_Exercise aim_. Repeat the records below exactly as they appear.

_Records supplied_.
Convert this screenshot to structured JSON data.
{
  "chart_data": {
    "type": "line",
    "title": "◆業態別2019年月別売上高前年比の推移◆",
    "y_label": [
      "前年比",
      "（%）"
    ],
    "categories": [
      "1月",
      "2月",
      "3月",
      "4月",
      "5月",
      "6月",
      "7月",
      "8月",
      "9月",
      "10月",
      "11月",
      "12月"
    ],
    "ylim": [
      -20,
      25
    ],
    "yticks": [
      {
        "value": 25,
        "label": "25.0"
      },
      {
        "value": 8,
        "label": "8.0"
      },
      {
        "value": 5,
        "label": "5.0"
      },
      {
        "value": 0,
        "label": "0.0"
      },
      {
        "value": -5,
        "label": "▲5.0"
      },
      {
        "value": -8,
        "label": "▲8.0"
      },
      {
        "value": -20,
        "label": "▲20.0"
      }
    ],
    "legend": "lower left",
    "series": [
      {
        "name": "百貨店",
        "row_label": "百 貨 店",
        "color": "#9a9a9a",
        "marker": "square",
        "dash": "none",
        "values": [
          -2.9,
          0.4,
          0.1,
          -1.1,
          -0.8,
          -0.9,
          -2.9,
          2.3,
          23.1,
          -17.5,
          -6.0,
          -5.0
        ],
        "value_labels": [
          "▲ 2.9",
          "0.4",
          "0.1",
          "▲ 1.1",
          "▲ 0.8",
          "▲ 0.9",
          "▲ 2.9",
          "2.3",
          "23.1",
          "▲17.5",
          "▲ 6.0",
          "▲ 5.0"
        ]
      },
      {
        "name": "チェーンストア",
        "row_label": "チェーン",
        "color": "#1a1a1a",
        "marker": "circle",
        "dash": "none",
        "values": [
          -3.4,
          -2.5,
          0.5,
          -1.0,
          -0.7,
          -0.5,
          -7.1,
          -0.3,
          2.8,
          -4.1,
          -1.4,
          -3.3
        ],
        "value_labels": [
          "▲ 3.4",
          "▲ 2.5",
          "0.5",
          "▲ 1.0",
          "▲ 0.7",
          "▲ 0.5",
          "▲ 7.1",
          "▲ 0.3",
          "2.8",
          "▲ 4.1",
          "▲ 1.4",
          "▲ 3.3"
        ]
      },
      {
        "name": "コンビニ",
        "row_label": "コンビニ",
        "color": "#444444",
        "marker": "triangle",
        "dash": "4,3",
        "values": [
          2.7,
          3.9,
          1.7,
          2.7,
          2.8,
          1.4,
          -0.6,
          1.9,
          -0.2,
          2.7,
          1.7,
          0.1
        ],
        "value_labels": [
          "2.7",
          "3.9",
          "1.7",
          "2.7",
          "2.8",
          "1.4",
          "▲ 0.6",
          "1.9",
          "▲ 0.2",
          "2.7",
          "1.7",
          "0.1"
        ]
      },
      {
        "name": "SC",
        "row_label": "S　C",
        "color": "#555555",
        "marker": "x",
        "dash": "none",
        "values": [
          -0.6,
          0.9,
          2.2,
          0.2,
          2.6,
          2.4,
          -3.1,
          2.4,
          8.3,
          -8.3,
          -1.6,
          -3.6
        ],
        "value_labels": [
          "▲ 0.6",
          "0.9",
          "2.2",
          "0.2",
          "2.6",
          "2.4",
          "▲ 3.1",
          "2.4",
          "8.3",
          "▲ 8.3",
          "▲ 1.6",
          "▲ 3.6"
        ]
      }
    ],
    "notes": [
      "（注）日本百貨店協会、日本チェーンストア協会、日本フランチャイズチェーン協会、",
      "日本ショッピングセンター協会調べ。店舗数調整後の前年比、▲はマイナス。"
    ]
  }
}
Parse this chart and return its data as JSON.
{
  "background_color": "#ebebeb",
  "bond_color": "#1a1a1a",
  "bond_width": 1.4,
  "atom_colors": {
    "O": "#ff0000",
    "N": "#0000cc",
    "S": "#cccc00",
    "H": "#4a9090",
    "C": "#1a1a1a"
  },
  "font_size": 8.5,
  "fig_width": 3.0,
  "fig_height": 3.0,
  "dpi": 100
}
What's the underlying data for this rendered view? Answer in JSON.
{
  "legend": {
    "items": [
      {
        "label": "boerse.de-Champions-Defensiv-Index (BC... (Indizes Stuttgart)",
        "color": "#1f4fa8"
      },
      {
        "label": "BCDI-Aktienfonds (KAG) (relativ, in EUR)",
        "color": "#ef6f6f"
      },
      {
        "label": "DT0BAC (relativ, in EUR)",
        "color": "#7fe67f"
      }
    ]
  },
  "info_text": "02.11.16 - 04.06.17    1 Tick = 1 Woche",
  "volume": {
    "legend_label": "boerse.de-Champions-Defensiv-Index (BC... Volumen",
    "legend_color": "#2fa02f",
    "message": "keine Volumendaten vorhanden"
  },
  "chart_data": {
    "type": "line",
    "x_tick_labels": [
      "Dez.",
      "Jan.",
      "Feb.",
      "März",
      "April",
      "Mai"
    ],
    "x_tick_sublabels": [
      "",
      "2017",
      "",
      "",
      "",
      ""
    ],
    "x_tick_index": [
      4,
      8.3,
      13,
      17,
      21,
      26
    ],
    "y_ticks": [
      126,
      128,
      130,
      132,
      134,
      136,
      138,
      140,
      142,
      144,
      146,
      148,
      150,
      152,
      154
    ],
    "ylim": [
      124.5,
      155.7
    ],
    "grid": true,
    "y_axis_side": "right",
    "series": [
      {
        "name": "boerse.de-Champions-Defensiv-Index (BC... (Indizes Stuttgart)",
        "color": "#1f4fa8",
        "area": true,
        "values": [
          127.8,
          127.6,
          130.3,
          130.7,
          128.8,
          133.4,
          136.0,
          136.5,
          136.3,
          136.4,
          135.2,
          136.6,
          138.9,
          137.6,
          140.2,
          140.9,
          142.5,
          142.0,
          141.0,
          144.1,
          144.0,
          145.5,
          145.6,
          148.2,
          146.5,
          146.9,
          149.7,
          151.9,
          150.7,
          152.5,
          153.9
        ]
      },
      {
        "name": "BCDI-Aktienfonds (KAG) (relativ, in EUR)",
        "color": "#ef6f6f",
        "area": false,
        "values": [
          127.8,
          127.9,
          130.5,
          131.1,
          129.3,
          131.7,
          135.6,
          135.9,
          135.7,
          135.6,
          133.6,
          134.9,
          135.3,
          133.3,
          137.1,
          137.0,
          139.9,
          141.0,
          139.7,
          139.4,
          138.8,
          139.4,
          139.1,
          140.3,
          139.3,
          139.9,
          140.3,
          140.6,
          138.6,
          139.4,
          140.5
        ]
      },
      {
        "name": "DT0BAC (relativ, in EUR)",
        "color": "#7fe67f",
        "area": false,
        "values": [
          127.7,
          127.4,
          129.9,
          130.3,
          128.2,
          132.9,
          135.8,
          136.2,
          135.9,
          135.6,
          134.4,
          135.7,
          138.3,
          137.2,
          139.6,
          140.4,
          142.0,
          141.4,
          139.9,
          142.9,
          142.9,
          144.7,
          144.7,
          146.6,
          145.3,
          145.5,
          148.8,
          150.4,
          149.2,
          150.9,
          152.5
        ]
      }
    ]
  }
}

_Result of this task_.
Convert this screenshot to structured JSON data.
{
  "chart_data": {
    "type": "line",
    "title": "◆業態別2019年月別売上高前年比の推移◆",
    "y_label": [
      "前年比",
      "（%）"
    ],
    "categories": [
      "1月",
      "2月",
      "3月",
      "4月",
      "5月",
      "6月",
      "7月",
      "8月",
      "9月",
      "10月",
      "11月",
      "12月"
    ],
    "ylim": [
      -20,
      25
    ],
    "yticks": [
      {
        "value": 25,
        "label": "25.0"
      },
      {
        "value": 8,
        "label": "8.0"
      },
      {
        "value": 5,
        "label": "5.0"
      },
      {
        "value": 0,
        "label": "0.0"
      },
      {
        "value": -5,
        "label": "▲5.0"
      },
      {
        "value": -8,
        "label": "▲8.0"
      },
      {
        "value": -20,
        "label": "▲20.0"
      }
    ],
    "legend": "lower left",
    "series": [
      {
        "name": "百貨店",
        "row_label": "百 貨 店",
        "color": "#9a9a9a",
        "marker": "square",
        "dash": "none",
        "values": [
          -2.9,
          0.4,
          0.1,
          -1.1,
          -0.8,
          -0.9,
          -2.9,
          2.3,
          23.1,
          -17.5,
          -6.0,
          -5.0
        ],
        "value_labels": [
          "▲ 2.9",
          "0.4",
          "0.1",
          "▲ 1.1",
          "▲ 0.8",
          "▲ 0.9",
          "▲ 2.9",
          "2.3",
          "23.1",
          "▲17.5",
          "▲ 6.0",
          "▲ 5.0"
        ]
      },
      {
        "name": "チェーンストア",
        "row_label": "チェーン",
        "color": "#1a1a1a",
        "marker": "circle",
        "dash": "none",
        "values": [
          -3.4,
          -2.5,
          0.5,
          -1.0,
          -0.7,
          -0.5,
          -7.1,
          -0.3,
          2.8,
          -4.1,
          -1.4,
          -3.3
        ],
        "value_labels": [
          "▲ 3.4",
          "▲ 2.5",
          "0.5",
          "▲ 1.0",
          "▲ 0.7",
          "▲ 0.5",
          "▲ 7.1",
          "▲ 0.3",
          "2.8",
          "▲ 4.1",
          "▲ 1.4",
          "▲ 3.3"
        ]
      },
      {
        "name": "コンビニ",
        "row_label": "コンビニ",
        "color": "#444444",
        "marker": "triangle",
        "dash": "4,3",
        "values": [
          2.7,
          3.9,
          1.7,
          2.7,
          2.8,
          1.4,
          -0.6,
          1.9,
          -0.2,
          2.7,
          1.7,
          0.1
        ],
        "value_labels": [
          "2.7",
          "3.9",
          "1.7",
          "2.7",
          "2.8",
          "1.4",
          "▲ 0.6",
          "1.9",
          "▲ 0.2",
          "2.7",
          "1.7",
          "0.1"
        ]
      },
      {
        "name": "SC",
        "row_label": "S　C",
        "color": "#555555",
        "marker": "x",
        "dash": "none",
        "values": [
          -0.6,
          0.9,
          2.2,
          0.2,
          2.6,
          2.4,
          -3.1,
          2.4,
          8.3,
          -8.3,
          -1.6,
          -3.6
        ],
        "value_labels": [
          "▲ 0.6",
          "0.9",
          "2.2",
          "0.2",
          "2.6",
          "2.4",
          "▲ 3.1",
          "2.4",
          "8.3",
          "▲ 8.3",
          "▲ 1.6",
          "▲ 3.6"
        ]
      }
    ],
    "notes": [
      "（注）日本百貨店協会、日本チェーンストア協会、日本フランチャイズチェーン協会、",
      "日本ショッピングセンター協会調べ。店舗数調整後の前年比、▲はマイナス。"
    ]
  }
}
Parse this chart and return its data as JSON.
{
  "background_color": "#ebebeb",
  "bond_color": "#1a1a1a",
  "bond_width": 1.4,
  "atom_colors": {
    "O": "#ff0000",
    "N": "#0000cc",
    "S": "#cccc00",
    "H": "#4a9090",
    "C": "#1a1a1a"
  },
  "font_size": 8.5,
  "fig_width": 3.0,
  "fig_height": 3.0,
  "dpi": 100
}
What's the underlying data for this rendered view? Answer in JSON.
{
  "legend": {
    "items": [
      {
        "label": "boerse.de-Champions-Defensiv-Index (BC... (Indizes Stuttgart)",
        "color": "#1f4fa8"
      },
      {
        "label": "BCDI-Aktienfonds (KAG) (relativ, in EUR)",
        "color": "#ef6f6f"
      },
      {
        "label": "DT0BAC (relativ, in EUR)",
        "color": "#7fe67f"
      }
    ]
  },
  "info_text": "02.11.16 - 04.06.17    1 Tick = 1 Woche",
  "volume": {
    "legend_label": "boerse.de-Champions-Defensiv-Index (BC... Volumen",
    "legend_color": "#2fa02f",
    "message": "keine Volumendaten vorhanden"
  },
  "chart_data": {
    "type": "line",
    "x_tick_labels": [
      "Dez.",
      "Jan.",
      "Feb.",
      "März",
      "April",
      "Mai"
    ],
    "x_tick_sublabels": [
      "",
      "2017",
      "",
      "",
      "",
      ""
    ],
    "x_tick_index": [
      4,
      8.3,
      13,
      17,
      21,
      26
    ],
    "y_ticks": [
      126,
      128,
      130,
      132,
      134,
      136,
      138,
      140,
      142,
      144,
      146,
      148,
      150,
      152,
      154
    ],
    "ylim": [
      124.5,
      155.7
    ],
    "grid": true,
    "y_axis_side": "right",
    "series": [
      {
        "name": "boerse.de-Champions-Defensiv-Index (BC... (Indizes Stuttgart)",
        "color": "#1f4fa8",
        "area": true,
        "values": [
          127.8,
          127.6,
          130.3,
          130.7,
          128.8,
          133.4,
          136.0,
          136.5,
          136.3,
          136.4,
          135.2,
          136.6,
          138.9,
          137.6,
          140.2,
          140.9,
          142.5,
          142.0,
          141.0,
          144.1,
          144.0,
          145.5,
          145.6,
          148.2,
          146.5,
          146.9,
          149.7,
          151.9,
          150.7,
          152.5,
          153.9
        ]
      },
      {
        "name": "BCDI-Aktienfonds (KAG) (relativ, in EUR)",
        "color": "#ef6f6f",
        "area": false,
        "values": [
          127.8,
          127.9,
          130.5,
          131.1,
          129.3,
          131.7,
          135.6,
          135.9,
          135.7,
          135.6,
          133.6,
          134.9,
          135.3,
          133.3,
          137.1,
          137.0,
          139.9,
          141.0,
          139.7,
          139.4,
          138.8,
          139.4,
          139.1,
          140.3,
          139.3,
          139.9,
          140.3,
          140.6,
          138.6,
          139.4,
          140.5
        ]
      },
      {
        "name": "DT0BAC (relativ, in EUR)",
        "color": "#7fe67f",
        "area": false,
        "values": [
          127.7,
          127.4,
          129.9,
          130.3,
          128.2,
          132.9,
          135.8,
          136.2,
          135.9,
          135.6,
          134.4,
          135.7,
          138.3,
          137.2,
          139.6,
          140.4,
          142.0,
          141.4,
          139.9,
          142.9,
          142.9,
          144.7,
          144.7,
          146.6,
          145.3,
          145.5,
          148.8,
          150.4,
          149.2,
          150.9,
          152.5
        ]
      }
    ]
  }
}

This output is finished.